Data tied to figure images
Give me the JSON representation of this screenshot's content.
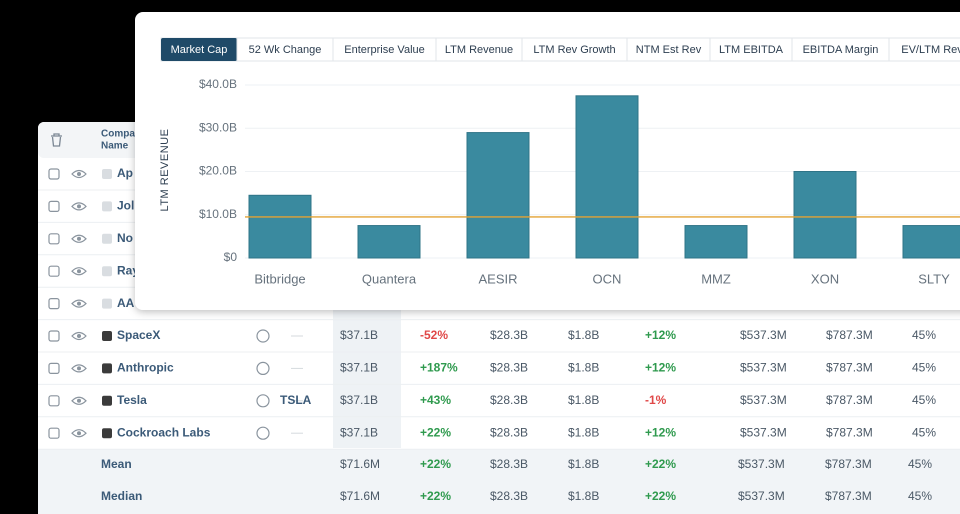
{
  "tabs": [
    "Market Cap",
    "52 Wk Change",
    "Enterprise Value",
    "LTM Revenue",
    "LTM Rev Growth",
    "NTM Est Rev",
    "LTM EBITDA",
    "EBITDA Margin",
    "EV/LTM Rev"
  ],
  "chart_data": {
    "type": "bar",
    "y_label": "LTM REVENUE",
    "categories": [
      "Bitbridge",
      "Quantera",
      "AESIR",
      "OCN",
      "MMZ",
      "XON",
      "SLTY"
    ],
    "values": [
      14.5,
      7.5,
      29,
      37.5,
      7.5,
      20,
      7.5
    ],
    "color": "#3a8a9f",
    "reference_line": 9.5,
    "reference_color": "#e3a233",
    "ylim": [
      0,
      40
    ],
    "yticks": [
      {
        "value": 0,
        "label": "$0"
      },
      {
        "value": 10,
        "label": "$10.0B"
      },
      {
        "value": 20,
        "label": "$20.0B"
      },
      {
        "value": 30,
        "label": "$30.0B"
      },
      {
        "value": 40,
        "label": "$40.0B"
      }
    ],
    "grid": true
  },
  "table": {
    "header": {
      "company_line1": "Company",
      "company_line2": "Name"
    },
    "rows": [
      {
        "name": "Ap"
      },
      {
        "name": "Jol"
      },
      {
        "name": "No"
      },
      {
        "name": "Ray"
      },
      {
        "name": "AA"
      },
      {
        "name": "SpaceX",
        "cells": [
          "$37.1B",
          "-52%",
          "$28.3B",
          "$1.8B",
          "+12%",
          "$537.3M",
          "$787.3M",
          "45%"
        ]
      },
      {
        "name": "Anthropic",
        "cells": [
          "$37.1B",
          "+187%",
          "$28.3B",
          "$1.8B",
          "+12%",
          "$537.3M",
          "$787.3M",
          "45%"
        ]
      },
      {
        "name": "Tesla",
        "ticker": "TSLA",
        "cells": [
          "$37.1B",
          "+43%",
          "$28.3B",
          "$1.8B",
          "-1%",
          "$537.3M",
          "$787.3M",
          "45%"
        ]
      },
      {
        "name": "Cockroach Labs",
        "cells": [
          "$37.1B",
          "+22%",
          "$28.3B",
          "$1.8B",
          "+12%",
          "$537.3M",
          "$787.3M",
          "45%"
        ]
      }
    ],
    "summary": [
      {
        "label": "Mean",
        "cells": [
          "$71.6M",
          "+22%",
          "$28.3B",
          "$1.8B",
          "+22%",
          "$537.3M",
          "$787.3M",
          "45%"
        ]
      },
      {
        "label": "Median",
        "cells": [
          "$71.6M",
          "+22%",
          "$28.3B",
          "$1.8B",
          "+22%",
          "$537.3M",
          "$787.3M",
          "45%"
        ]
      }
    ]
  }
}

=== INSTRUCTIONS FOR THE TASK ===
Print each record exactly as it stands, leaving the images out.

=== SOLUTION ===
Give me the JSON representation of this screenshot's content.
{
  "tabs": [
    "Market Cap",
    "52 Wk Change",
    "Enterprise Value",
    "LTM Revenue",
    "LTM Rev Growth",
    "NTM Est Rev",
    "LTM EBITDA",
    "EBITDA Margin",
    "EV/LTM Rev"
  ],
  "chart_data": {
    "type": "bar",
    "y_label": "LTM REVENUE",
    "categories": [
      "Bitbridge",
      "Quantera",
      "AESIR",
      "OCN",
      "MMZ",
      "XON",
      "SLTY"
    ],
    "values": [
      14.5,
      7.5,
      29,
      37.5,
      7.5,
      20,
      7.5
    ],
    "color": "#3a8a9f",
    "reference_line": 9.5,
    "reference_color": "#e3a233",
    "ylim": [
      0,
      40
    ],
    "yticks": [
      {
        "value": 0,
        "label": "$0"
      },
      {
        "value": 10,
        "label": "$10.0B"
      },
      {
        "value": 20,
        "label": "$20.0B"
      },
      {
        "value": 30,
        "label": "$30.0B"
      },
      {
        "value": 40,
        "label": "$40.0B"
      }
    ],
    "grid": true
  },
  "table": {
    "header": {
      "company_line1": "Company",
      "company_line2": "Name"
    },
    "rows": [
      {
        "name": "Ap"
      },
      {
        "name": "Jol"
      },
      {
        "name": "No"
      },
      {
        "name": "Ray"
      },
      {
        "name": "AA"
      },
      {
        "name": "SpaceX",
        "cells": [
          "$37.1B",
          "-52%",
          "$28.3B",
          "$1.8B",
          "+12%",
          "$537.3M",
          "$787.3M",
          "45%"
        ]
      },
      {
        "name": "Anthropic",
        "cells": [
          "$37.1B",
          "+187%",
          "$28.3B",
          "$1.8B",
          "+12%",
          "$537.3M",
          "$787.3M",
          "45%"
        ]
      },
      {
        "name": "Tesla",
        "ticker": "TSLA",
        "cells": [
          "$37.1B",
          "+43%",
          "$28.3B",
          "$1.8B",
          "-1%",
          "$537.3M",
          "$787.3M",
          "45%"
        ]
      },
      {
        "name": "Cockroach Labs",
        "cells": [
          "$37.1B",
          "+22%",
          "$28.3B",
          "$1.8B",
          "+12%",
          "$537.3M",
          "$787.3M",
          "45%"
        ]
      }
    ],
    "summary": [
      {
        "label": "Mean",
        "cells": [
          "$71.6M",
          "+22%",
          "$28.3B",
          "$1.8B",
          "+22%",
          "$537.3M",
          "$787.3M",
          "45%"
        ]
      },
      {
        "label": "Median",
        "cells": [
          "$71.6M",
          "+22%",
          "$28.3B",
          "$1.8B",
          "+22%",
          "$537.3M",
          "$787.3M",
          "45%"
        ]
      }
    ]
  }
}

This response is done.